→ Task to carry out
Rewrite the items below, swapping "document-title" for "page-heading" wherever it occurs and leaving everything else as it is. Leave out the pictures.

━━━ Information given

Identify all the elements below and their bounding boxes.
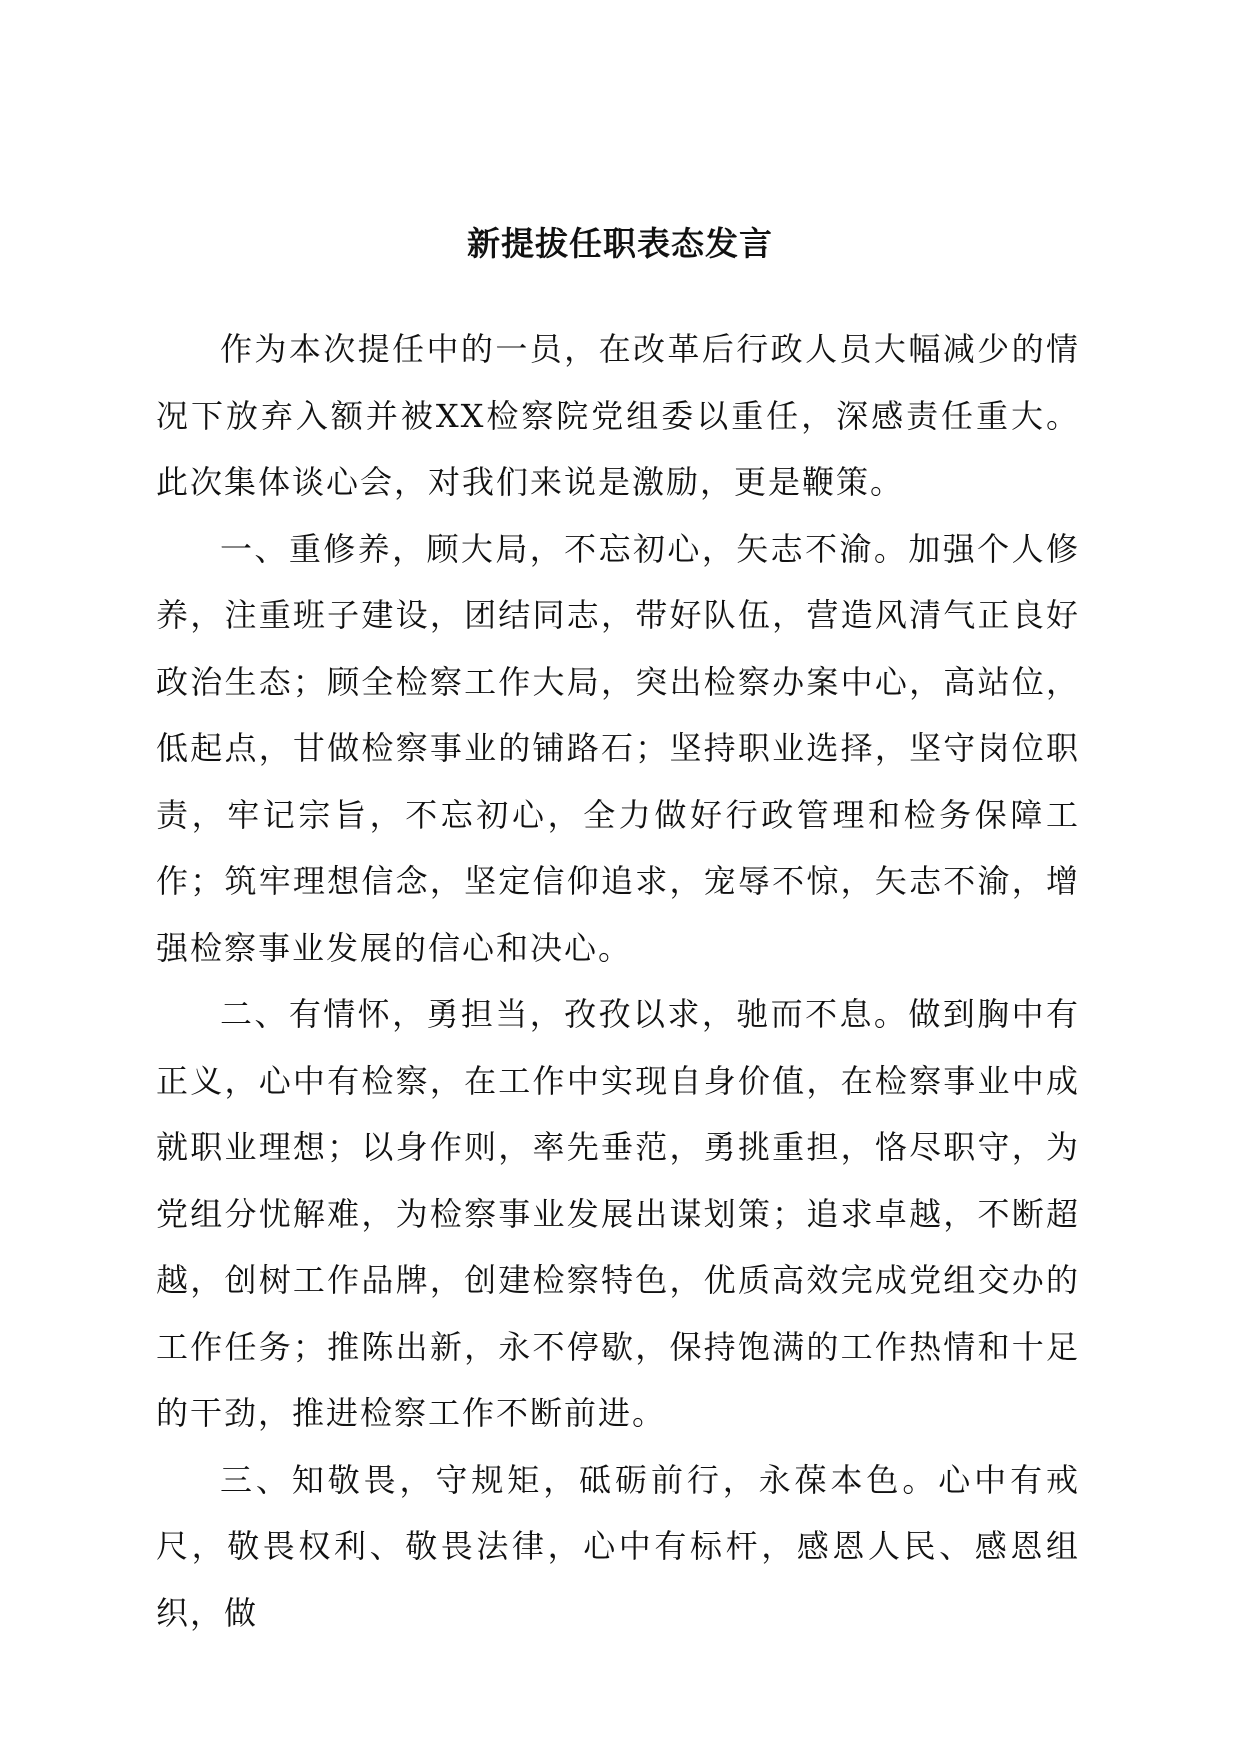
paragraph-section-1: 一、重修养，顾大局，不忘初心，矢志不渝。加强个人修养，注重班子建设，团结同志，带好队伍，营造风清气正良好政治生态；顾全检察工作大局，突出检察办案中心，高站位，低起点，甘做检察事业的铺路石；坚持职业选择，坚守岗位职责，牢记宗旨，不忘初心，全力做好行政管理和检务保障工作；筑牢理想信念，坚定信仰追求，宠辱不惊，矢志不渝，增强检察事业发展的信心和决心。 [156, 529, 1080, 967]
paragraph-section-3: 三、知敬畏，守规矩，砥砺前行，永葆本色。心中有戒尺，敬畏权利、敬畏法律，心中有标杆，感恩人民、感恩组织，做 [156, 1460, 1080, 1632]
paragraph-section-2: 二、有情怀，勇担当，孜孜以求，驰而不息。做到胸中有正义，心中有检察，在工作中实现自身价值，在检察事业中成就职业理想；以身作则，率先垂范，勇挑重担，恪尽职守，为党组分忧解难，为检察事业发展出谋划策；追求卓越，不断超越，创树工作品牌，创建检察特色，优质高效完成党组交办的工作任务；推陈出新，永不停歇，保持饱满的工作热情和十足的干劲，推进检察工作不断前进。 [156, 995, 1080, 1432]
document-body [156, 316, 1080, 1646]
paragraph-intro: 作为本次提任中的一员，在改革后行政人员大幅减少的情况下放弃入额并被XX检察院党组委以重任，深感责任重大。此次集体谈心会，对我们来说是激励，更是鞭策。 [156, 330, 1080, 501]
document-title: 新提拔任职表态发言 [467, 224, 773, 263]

━━━━━━

→ Exercise output
Identify all the elements below and their bounding boxes.
paragraph-section-1: 一、重修养，顾大局，不忘初心，矢志不渝。加强个人修养，注重班子建设，团结同志，带好队伍，营造风清气正良好政治生态；顾全检察工作大局，突出检察办案中心，高站位，低起点，甘做检察事业的铺路石；坚持职业选择，坚守岗位职责，牢记宗旨，不忘初心，全力做好行政管理和检务保障工作；筑牢理想信念，坚定信仰追求，宠辱不惊，矢志不渝，增强检察事业发展的信心和决心。 [156, 529, 1080, 967]
paragraph-section-3: 三、知敬畏，守规矩，砥砺前行，永葆本色。心中有戒尺，敬畏权利、敬畏法律，心中有标杆，感恩人民、感恩组织，做 [156, 1460, 1080, 1632]
paragraph-section-2: 二、有情怀，勇担当，孜孜以求，驰而不息。做到胸中有正义，心中有检察，在工作中实现自身价值，在检察事业中成就职业理想；以身作则，率先垂范，勇挑重担，恪尽职守，为党组分忧解难，为检察事业发展出谋划策；追求卓越，不断超越，创树工作品牌，创建检察特色，优质高效完成党组交办的工作任务；推陈出新，永不停歇，保持饱满的工作热情和十足的干劲，推进检察工作不断前进。 [156, 995, 1080, 1432]
document-body [156, 316, 1080, 1646]
paragraph-intro: 作为本次提任中的一员，在改革后行政人员大幅减少的情况下放弃入额并被XX检察院党组委以重任，深感责任重大。此次集体谈心会，对我们来说是激励，更是鞭策。 [156, 330, 1080, 501]
page-heading: 新提拔任职表态发言 [467, 224, 773, 263]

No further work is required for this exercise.